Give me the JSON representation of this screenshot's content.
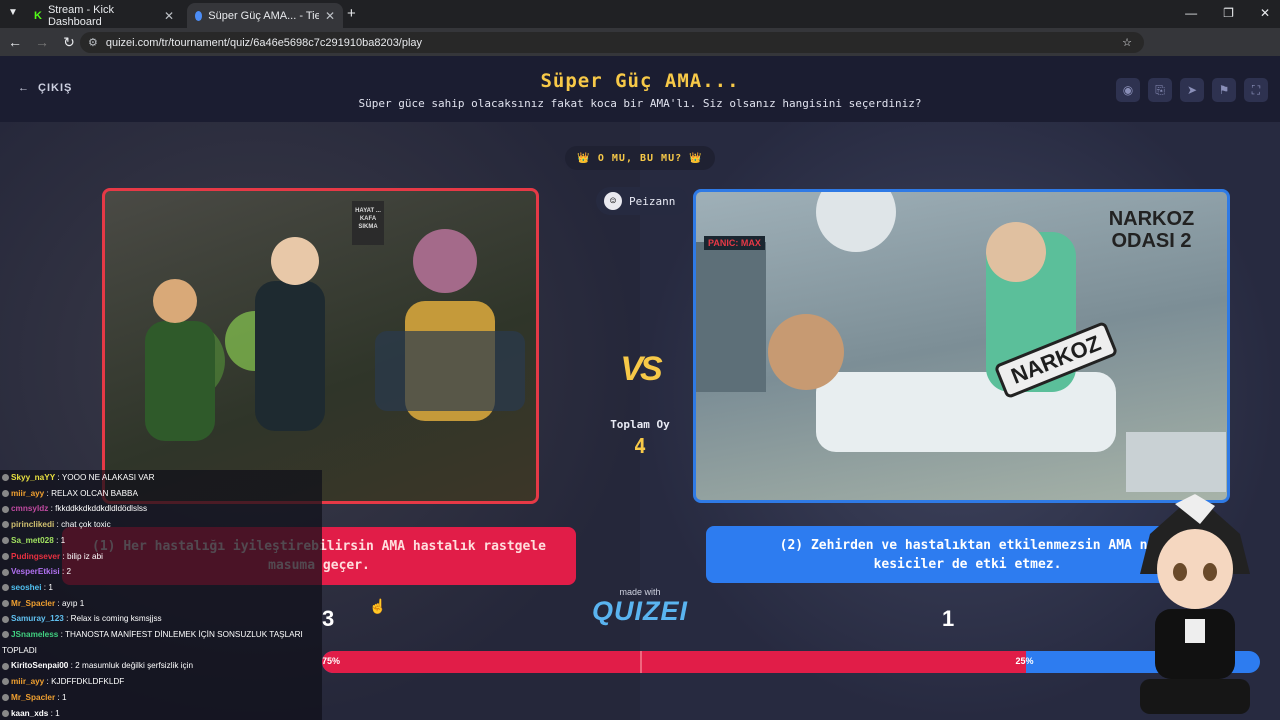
{
  "browser": {
    "tabs": [
      {
        "title": "Stream - Kick Dashboard",
        "active": false,
        "icon": "kick-icon"
      },
      {
        "title": "Süper Güç AMA... - Tier List, Kı",
        "active": true,
        "icon": "quizei-icon"
      }
    ],
    "new_tab": "+",
    "url": "quizei.com/tr/tournament/quiz/6a46e5698c7c291910ba8203/play",
    "window_controls": [
      "—",
      "❐",
      "✕"
    ]
  },
  "header": {
    "exit_label": "ÇIKIŞ",
    "title": "Süper Güç AMA...",
    "subtitle": "Süper güce sahip olacaksınız fakat koca bir AMA'lı. Siz olsanız hangisini seçerdiniz?",
    "tool_icons": [
      "eye-icon",
      "share-icon",
      "send-icon",
      "flag-icon",
      "fullscreen-icon"
    ]
  },
  "matchup": {
    "badge": "👑 O MU, BU MU? 👑",
    "player": "Peizann",
    "vs_label": "VS",
    "total_label": "Toplam Oy",
    "total_value": "4"
  },
  "left_option": {
    "image_sign": "HAYAT ... KAFA SIKMA",
    "text": "(1) Her hastalığı iyileştirebilirsin AMA hastalık rastgele masuma geçer.",
    "votes": "3",
    "percent": "75%",
    "share": 0.75
  },
  "right_option": {
    "image_title": "NARKOZ ODASI 2",
    "image_syringe": "NARKOZ",
    "image_panel": "PANIC: MAX",
    "text": "(2) Zehirden ve hastalıktan etkilenmezsin AMA narkoz/ağrı kesiciler de etki etmez.",
    "text_display": "(2) Zehirden ve hastalıktan etkilenmezsin AMA na",
    "text_display_2": "kesiciler de etki etmez.",
    "votes": "1",
    "percent": "25%",
    "share": 0.25
  },
  "branding": {
    "made_with": "made with",
    "logo": "QUIZEI"
  },
  "chat": [
    {
      "user": "Skyy_naYY",
      "text": "YOOO NE ALAKASI VAR",
      "color": "#e8e040"
    },
    {
      "user": "miir_ayy",
      "text": "RELAX OLCAN BABBA",
      "color": "#f0a030"
    },
    {
      "user": "cmnsyldz",
      "text": "fkkddkkdkddkdldldödlslss",
      "color": "#c04aa0"
    },
    {
      "user": "pirinclikedi",
      "text": "chat çok toxic",
      "color": "#d0c070"
    },
    {
      "user": "Sa_met028",
      "text": "1",
      "color": "#a0e060"
    },
    {
      "user": "Pudingsever",
      "text": "bilip iz abi",
      "color": "#e83040"
    },
    {
      "user": "VesperEtkisi",
      "text": "2",
      "color": "#b070f0"
    },
    {
      "user": "seoshei",
      "text": "1",
      "color": "#50c0f0"
    },
    {
      "user": "Mr_Spacler",
      "text": "ayıp 1",
      "color": "#f0a030"
    },
    {
      "user": "Samuray_123",
      "text": "Relax is coming ksmsjjss",
      "color": "#60c0f0"
    },
    {
      "user": "JSnameless",
      "text": "THANOSTA MANİFEST DİNLEMEK İÇİN SONSUZLUK TAŞLARI",
      "color": "#40d080"
    },
    {
      "user": "",
      "text": "TOPLADI",
      "color": "#ffffff"
    },
    {
      "user": "KiritoSenpai00",
      "text": "2 masumluk değilki şerfsizlik için",
      "color": "#ffffff"
    },
    {
      "user": "miir_ayy",
      "text": "KJDFFDKLDFKLDF",
      "color": "#f0a030"
    },
    {
      "user": "Mr_Spacler",
      "text": "1",
      "color": "#f0a030"
    },
    {
      "user": "kaan_xds",
      "text": "1",
      "color": "#ffffff"
    }
  ],
  "colors": {
    "accent": "#f7c948",
    "left": "#e11d48",
    "right": "#2d7cf0"
  }
}
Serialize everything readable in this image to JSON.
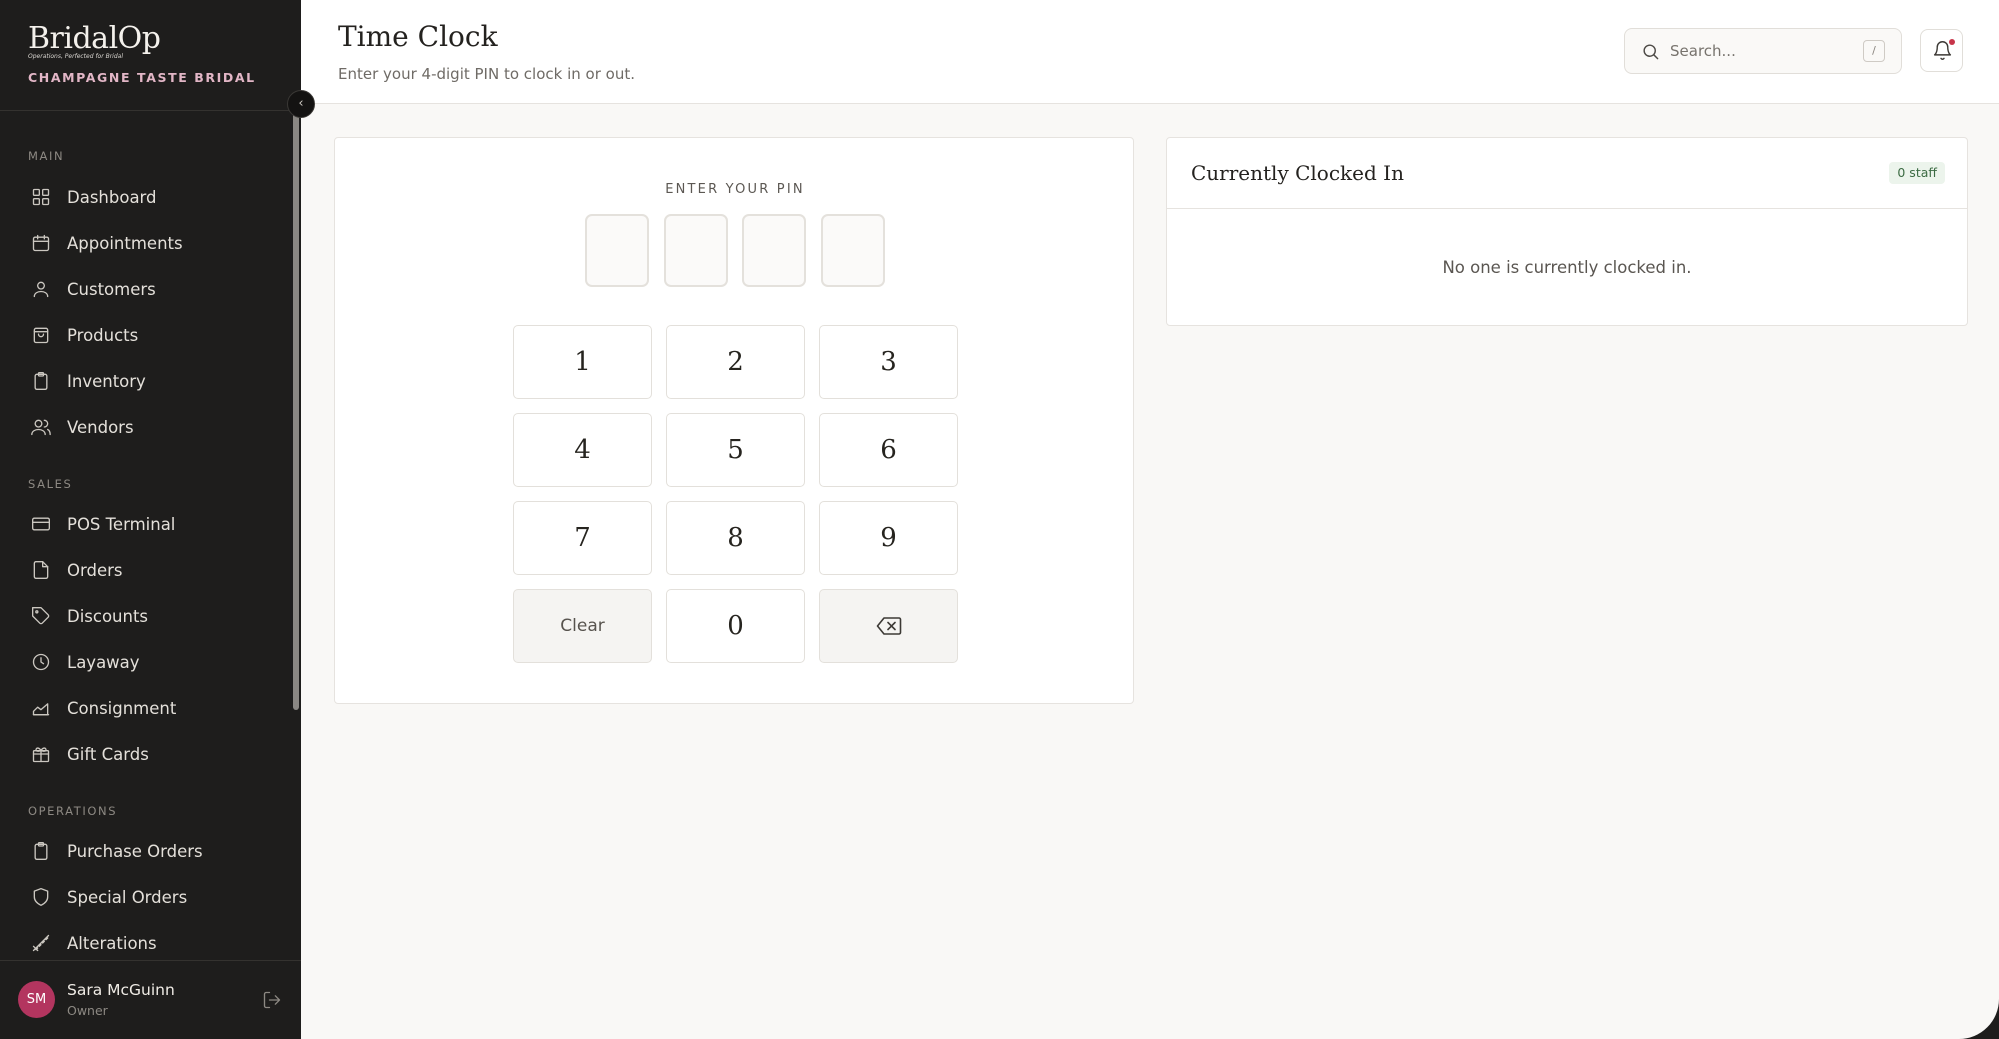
{
  "brand": {
    "logo_text": "BridalOp",
    "tagline": "Operations, Perfected for Bridal",
    "store_name": "CHAMPAGNE TASTE BRIDAL"
  },
  "sidebar": {
    "sections": [
      {
        "label": "MAIN",
        "items": [
          {
            "label": "Dashboard",
            "icon": "grid-icon"
          },
          {
            "label": "Appointments",
            "icon": "calendar-icon"
          },
          {
            "label": "Customers",
            "icon": "user-icon"
          },
          {
            "label": "Products",
            "icon": "shopping-bag-icon"
          },
          {
            "label": "Inventory",
            "icon": "clipboard-icon"
          },
          {
            "label": "Vendors",
            "icon": "users-icon"
          }
        ]
      },
      {
        "label": "SALES",
        "items": [
          {
            "label": "POS Terminal",
            "icon": "credit-card-icon"
          },
          {
            "label": "Orders",
            "icon": "file-icon"
          },
          {
            "label": "Discounts",
            "icon": "tag-icon"
          },
          {
            "label": "Layaway",
            "icon": "clock-icon"
          },
          {
            "label": "Consignment",
            "icon": "area-chart-icon"
          },
          {
            "label": "Gift Cards",
            "icon": "gift-icon"
          }
        ]
      },
      {
        "label": "OPERATIONS",
        "items": [
          {
            "label": "Purchase Orders",
            "icon": "clipboard-icon"
          },
          {
            "label": "Special Orders",
            "icon": "shield-icon"
          },
          {
            "label": "Alterations",
            "icon": "ruler-icon"
          }
        ]
      }
    ],
    "collapse_glyph": "‹"
  },
  "user": {
    "initials": "SM",
    "name": "Sara McGuinn",
    "role": "Owner",
    "avatar_color": "#b3355f"
  },
  "header": {
    "title": "Time Clock",
    "subtitle": "Enter your 4-digit PIN to clock in or out.",
    "search_placeholder": "Search...",
    "search_shortcut": "/",
    "notification_dot": true
  },
  "pin_pad": {
    "label": "ENTER YOUR PIN",
    "digits_entered": [
      "",
      "",
      "",
      ""
    ],
    "keys": [
      "1",
      "2",
      "3",
      "4",
      "5",
      "6",
      "7",
      "8",
      "9",
      "Clear",
      "0",
      "backspace"
    ]
  },
  "clocked_in": {
    "title": "Currently Clocked In",
    "badge": "0 staff",
    "empty_message": "No one is currently clocked in."
  },
  "colors": {
    "sidebar_bg": "#1e1d1c",
    "accent_pink": "#e2b6c6",
    "badge_green_bg": "#ecf4ec",
    "badge_green_text": "#3c6b43"
  }
}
........
Your goal
Each record should be quoted exactly, with the images omitted.

Answer in full
Give me the JSON representation of this screenshot's content.
{
  "browser": {
    "tabs": [
      {
        "title": "Stream - Kick Dashboard",
        "active": false,
        "icon": "kick-icon"
      },
      {
        "title": "Süper Güç AMA... - Tier List, Kı",
        "active": true,
        "icon": "quizei-icon"
      }
    ],
    "new_tab": "+",
    "url": "quizei.com/tr/tournament/quiz/6a46e5698c7c291910ba8203/play",
    "window_controls": [
      "—",
      "❐",
      "✕"
    ]
  },
  "header": {
    "exit_label": "ÇIKIŞ",
    "title": "Süper Güç AMA...",
    "subtitle": "Süper güce sahip olacaksınız fakat koca bir AMA'lı. Siz olsanız hangisini seçerdiniz?",
    "tool_icons": [
      "eye-icon",
      "share-icon",
      "send-icon",
      "flag-icon",
      "fullscreen-icon"
    ]
  },
  "matchup": {
    "badge": "👑 O MU, BU MU? 👑",
    "player": "Peizann",
    "vs_label": "VS",
    "total_label": "Toplam Oy",
    "total_value": "4"
  },
  "left_option": {
    "image_sign": "HAYAT ... KAFA SIKMA",
    "text": "(1) Her hastalığı iyileştirebilirsin AMA hastalık rastgele masuma geçer.",
    "votes": "3",
    "percent": "75%",
    "share": 0.75
  },
  "right_option": {
    "image_title": "NARKOZ ODASI 2",
    "image_syringe": "NARKOZ",
    "image_panel": "PANIC: MAX",
    "text": "(2) Zehirden ve hastalıktan etkilenmezsin AMA narkoz/ağrı kesiciler de etki etmez.",
    "text_display": "(2) Zehirden ve hastalıktan etkilenmezsin AMA na",
    "text_display_2": "kesiciler de etki etmez.",
    "votes": "1",
    "percent": "25%",
    "share": 0.25
  },
  "branding": {
    "made_with": "made with",
    "logo": "QUIZEI"
  },
  "chat": [
    {
      "user": "Skyy_naYY",
      "text": "YOOO NE ALAKASI VAR",
      "color": "#e8e040"
    },
    {
      "user": "miir_ayy",
      "text": "RELAX OLCAN BABBA",
      "color": "#f0a030"
    },
    {
      "user": "cmnsyldz",
      "text": "fkkddkkdkddkdldldödlslss",
      "color": "#c04aa0"
    },
    {
      "user": "pirinclikedi",
      "text": "chat çok toxic",
      "color": "#d0c070"
    },
    {
      "user": "Sa_met028",
      "text": "1",
      "color": "#a0e060"
    },
    {
      "user": "Pudingsever",
      "text": "bilip iz abi",
      "color": "#e83040"
    },
    {
      "user": "VesperEtkisi",
      "text": "2",
      "color": "#b070f0"
    },
    {
      "user": "seoshei",
      "text": "1",
      "color": "#50c0f0"
    },
    {
      "user": "Mr_Spacler",
      "text": "ayıp 1",
      "color": "#f0a030"
    },
    {
      "user": "Samuray_123",
      "text": "Relax is coming ksmsjjss",
      "color": "#60c0f0"
    },
    {
      "user": "JSnameless",
      "text": "THANOSTA MANİFEST DİNLEMEK İÇİN SONSUZLUK TAŞLARI",
      "color": "#40d080"
    },
    {
      "user": "",
      "text": "TOPLADI",
      "color": "#ffffff"
    },
    {
      "user": "KiritoSenpai00",
      "text": "2 masumluk değilki şerfsizlik için",
      "color": "#ffffff"
    },
    {
      "user": "miir_ayy",
      "text": "KJDFFDKLDFKLDF",
      "color": "#f0a030"
    },
    {
      "user": "Mr_Spacler",
      "text": "1",
      "color": "#f0a030"
    },
    {
      "user": "kaan_xds",
      "text": "1",
      "color": "#ffffff"
    }
  ],
  "colors": {
    "accent": "#f7c948",
    "left": "#e11d48",
    "right": "#2d7cf0"
  }
}
Serialize everything readable in this image to JSON.
{
  "brand": {
    "logo_text": "BridalOp",
    "tagline": "Operations, Perfected for Bridal",
    "store_name": "CHAMPAGNE TASTE BRIDAL"
  },
  "sidebar": {
    "sections": [
      {
        "label": "MAIN",
        "items": [
          {
            "label": "Dashboard",
            "icon": "grid-icon"
          },
          {
            "label": "Appointments",
            "icon": "calendar-icon"
          },
          {
            "label": "Customers",
            "icon": "user-icon"
          },
          {
            "label": "Products",
            "icon": "shopping-bag-icon"
          },
          {
            "label": "Inventory",
            "icon": "clipboard-icon"
          },
          {
            "label": "Vendors",
            "icon": "users-icon"
          }
        ]
      },
      {
        "label": "SALES",
        "items": [
          {
            "label": "POS Terminal",
            "icon": "credit-card-icon"
          },
          {
            "label": "Orders",
            "icon": "file-icon"
          },
          {
            "label": "Discounts",
            "icon": "tag-icon"
          },
          {
            "label": "Layaway",
            "icon": "clock-icon"
          },
          {
            "label": "Consignment",
            "icon": "area-chart-icon"
          },
          {
            "label": "Gift Cards",
            "icon": "gift-icon"
          }
        ]
      },
      {
        "label": "OPERATIONS",
        "items": [
          {
            "label": "Purchase Orders",
            "icon": "clipboard-icon"
          },
          {
            "label": "Special Orders",
            "icon": "shield-icon"
          },
          {
            "label": "Alterations",
            "icon": "ruler-icon"
          }
        ]
      }
    ],
    "collapse_glyph": "‹"
  },
  "user": {
    "initials": "SM",
    "name": "Sara McGuinn",
    "role": "Owner",
    "avatar_color": "#b3355f"
  },
  "header": {
    "title": "Time Clock",
    "subtitle": "Enter your 4-digit PIN to clock in or out.",
    "search_placeholder": "Search...",
    "search_shortcut": "/",
    "notification_dot": true
  },
  "pin_pad": {
    "label": "ENTER YOUR PIN",
    "digits_entered": [
      "",
      "",
      "",
      ""
    ],
    "keys": [
      "1",
      "2",
      "3",
      "4",
      "5",
      "6",
      "7",
      "8",
      "9",
      "Clear",
      "0",
      "backspace"
    ]
  },
  "clocked_in": {
    "title": "Currently Clocked In",
    "badge": "0 staff",
    "empty_message": "No one is currently clocked in."
  },
  "colors": {
    "sidebar_bg": "#1e1d1c",
    "accent_pink": "#e2b6c6",
    "badge_green_bg": "#ecf4ec",
    "badge_green_text": "#3c6b43"
  }
}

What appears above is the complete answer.